* **EXERCISE DETAILS**
Write the data out again, character for character, with no images.

* **Stored entries**
** START **

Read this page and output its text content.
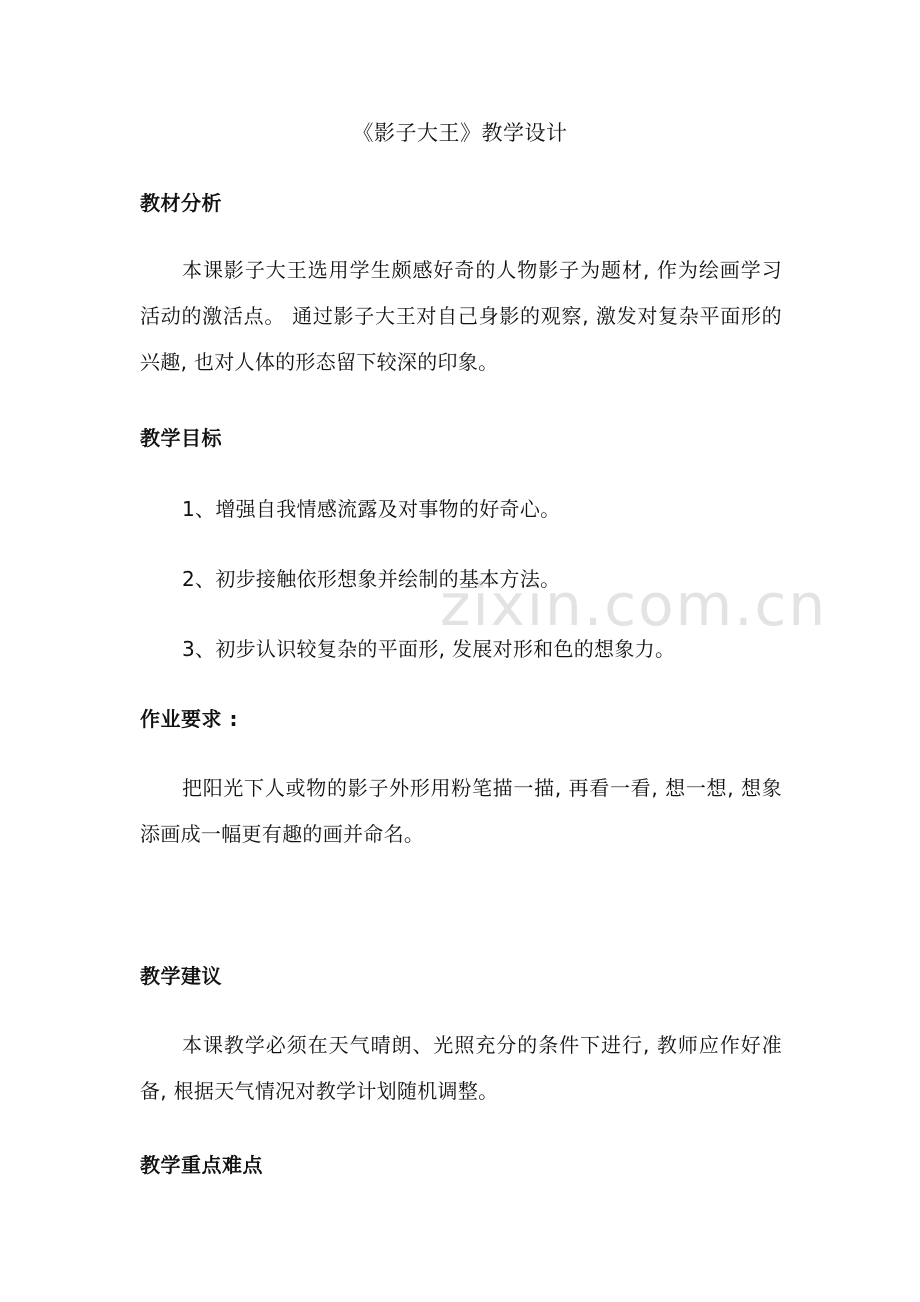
zixin.com.cn
《影子大王》教学设计
教材分析

本课影子大王选用学生颇感好奇的人物影子为题材, 作为绘画学习活动的激活点。 通过影子大王对自己身影的观察, 激发对复杂平面形的兴趣, 也对人体的形态留下较深的印象。

教学目标
1、增强自我情感流露及对事物的好奇心。
2、初步接触依形想象并绘制的基本方法。
3、初步认识较复杂的平面形, 发展对形和色的想象力。
作业要求 :

把阳光下人或物的影子外形用粉笔描一描, 再看一看, 想一想, 想象添画成一幅更有趣的画并命名。

教学建议

本课教学必须在天气晴朗、光照充分的条件下进行, 教师应作好准备, 根据天气情况对教学计划随机调整。

教学重点难点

** END **

* **TASK SOLUTION**
Read this page and output its text content.
zixin.com.cn
《影子大王》教学设计
教材分析

本课影子大王选用学生颇感好奇的人物影子为题材, 作为绘画学习活动的激活点。 通过影子大王对自己身影的观察, 激发对复杂平面形的兴趣, 也对人体的形态留下较深的印象。

教学目标
1、增强自我情感流露及对事物的好奇心。
2、初步接触依形想象并绘制的基本方法。
3、初步认识较复杂的平面形, 发展对形和色的想象力。
作业要求 :

把阳光下人或物的影子外形用粉笔描一描, 再看一看, 想一想, 想象添画成一幅更有趣的画并命名。

教学建议

本课教学必须在天气晴朗、光照充分的条件下进行, 教师应作好准备, 根据天气情况对教学计划随机调整。

教学重点难点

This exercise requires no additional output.